-- BEGIN Entries --

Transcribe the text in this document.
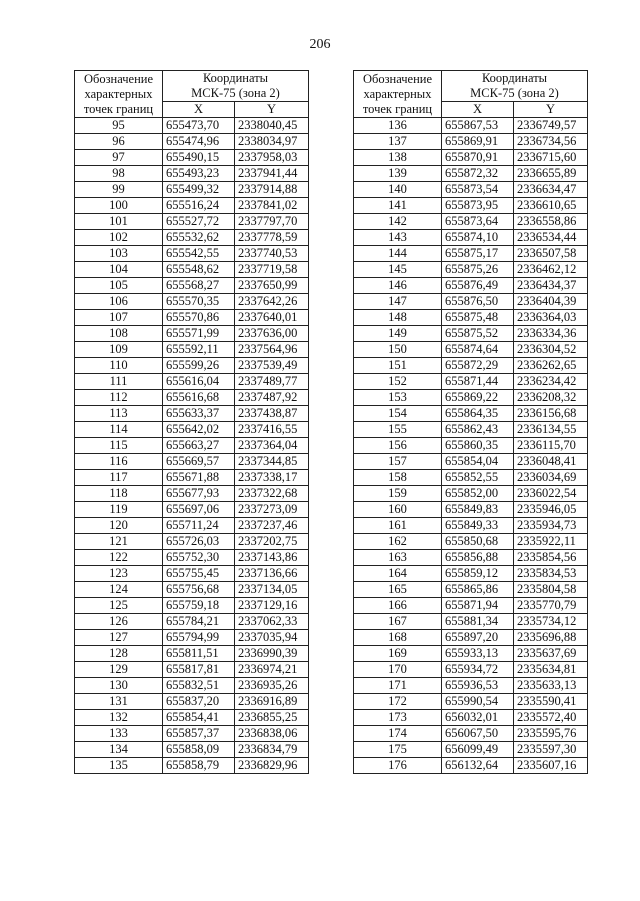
206
Обозначение
характерных
точек границ	Координаты
МСК-75 (зона 2)	

	X	Y
95	655473,70	2338040,45
96	655474,96	2338034,97
97	655490,15	2337958,03
98	655493,23	2337941,44
99	655499,32	2337914,88
100	655516,24	2337841,02
101	655527,72	2337797,70
102	655532,62	2337778,59
103	655542,55	2337740,53
104	655548,62	2337719,58
105	655568,27	2337650,99
106	655570,35	2337642,26
107	655570,86	2337640,01
108	655571,99	2337636,00
109	655592,11	2337564,96
110	655599,26	2337539,49
111	655616,04	2337489,77
112	655616,68	2337487,92
113	655633,37	2337438,87
114	655642,02	2337416,55
115	655663,27	2337364,04
116	655669,57	2337344,85
117	655671,88	2337338,17
118	655677,93	2337322,68
119	655697,06	2337273,09
120	655711,24	2337237,46
121	655726,03	2337202,75
122	655752,30	2337143,86
123	655755,45	2337136,66
124	655756,68	2337134,05
125	655759,18	2337129,16
126	655784,21	2337062,33
127	655794,99	2337035,94
128	655811,51	2336990,39
129	655817,81	2336974,21
130	655832,51	2336935,26
131	655837,20	2336916,89
132	655854,41	2336855,25
133	655857,37	2336838,06
134	655858,09	2336834,79
135	655858,79	2336829,96
Обозначение
характерных
точек границ	Координаты
МСК-75 (зона 2)	

	X	Y
136	655867,53	2336749,57
137	655869,91	2336734,56
138	655870,91	2336715,60
139	655872,32	2336655,89
140	655873,54	2336634,47
141	655873,95	2336610,65
142	655873,64	2336558,86
143	655874,10	2336534,44
144	655875,17	2336507,58
145	655875,26	2336462,12
146	655876,49	2336434,37
147	655876,50	2336404,39
148	655875,48	2336364,03
149	655875,52	2336334,36
150	655874,64	2336304,52
151	655872,29	2336262,65
152	655871,44	2336234,42
153	655869,22	2336208,32
154	655864,35	2336156,68
155	655862,43	2336134,55
156	655860,35	2336115,70
157	655854,04	2336048,41
158	655852,55	2336034,69
159	655852,00	2336022,54
160	655849,83	2335946,05
161	655849,33	2335934,73
162	655850,68	2335922,11
163	655856,88	2335854,56
164	655859,12	2335834,53
165	655865,86	2335804,58
166	655871,94	2335770,79
167	655881,34	2335734,12
168	655897,20	2335696,88
169	655933,13	2335637,69
170	655934,72	2335634,81
171	655936,53	2335633,13
172	655990,54	2335590,41
173	656032,01	2335572,40
174	656067,50	2335595,76
175	656099,49	2335597,30
176	656132,64	2335607,16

-- END Entries --

:: Exercise requirements ::
All the records above need to be given again word for word. Skip the pictures.

:: Task result ::
Transcribe the text in this document.
206
Обозначение
характерных
точек границ	Координаты
МСК-75 (зона 2)	

	X	Y
95	655473,70	2338040,45
96	655474,96	2338034,97
97	655490,15	2337958,03
98	655493,23	2337941,44
99	655499,32	2337914,88
100	655516,24	2337841,02
101	655527,72	2337797,70
102	655532,62	2337778,59
103	655542,55	2337740,53
104	655548,62	2337719,58
105	655568,27	2337650,99
106	655570,35	2337642,26
107	655570,86	2337640,01
108	655571,99	2337636,00
109	655592,11	2337564,96
110	655599,26	2337539,49
111	655616,04	2337489,77
112	655616,68	2337487,92
113	655633,37	2337438,87
114	655642,02	2337416,55
115	655663,27	2337364,04
116	655669,57	2337344,85
117	655671,88	2337338,17
118	655677,93	2337322,68
119	655697,06	2337273,09
120	655711,24	2337237,46
121	655726,03	2337202,75
122	655752,30	2337143,86
123	655755,45	2337136,66
124	655756,68	2337134,05
125	655759,18	2337129,16
126	655784,21	2337062,33
127	655794,99	2337035,94
128	655811,51	2336990,39
129	655817,81	2336974,21
130	655832,51	2336935,26
131	655837,20	2336916,89
132	655854,41	2336855,25
133	655857,37	2336838,06
134	655858,09	2336834,79
135	655858,79	2336829,96
Обозначение
характерных
точек границ	Координаты
МСК-75 (зона 2)	

	X	Y
136	655867,53	2336749,57
137	655869,91	2336734,56
138	655870,91	2336715,60
139	655872,32	2336655,89
140	655873,54	2336634,47
141	655873,95	2336610,65
142	655873,64	2336558,86
143	655874,10	2336534,44
144	655875,17	2336507,58
145	655875,26	2336462,12
146	655876,49	2336434,37
147	655876,50	2336404,39
148	655875,48	2336364,03
149	655875,52	2336334,36
150	655874,64	2336304,52
151	655872,29	2336262,65
152	655871,44	2336234,42
153	655869,22	2336208,32
154	655864,35	2336156,68
155	655862,43	2336134,55
156	655860,35	2336115,70
157	655854,04	2336048,41
158	655852,55	2336034,69
159	655852,00	2336022,54
160	655849,83	2335946,05
161	655849,33	2335934,73
162	655850,68	2335922,11
163	655856,88	2335854,56
164	655859,12	2335834,53
165	655865,86	2335804,58
166	655871,94	2335770,79
167	655881,34	2335734,12
168	655897,20	2335696,88
169	655933,13	2335637,69
170	655934,72	2335634,81
171	655936,53	2335633,13
172	655990,54	2335590,41
173	656032,01	2335572,40
174	656067,50	2335595,76
175	656099,49	2335597,30
176	656132,64	2335607,16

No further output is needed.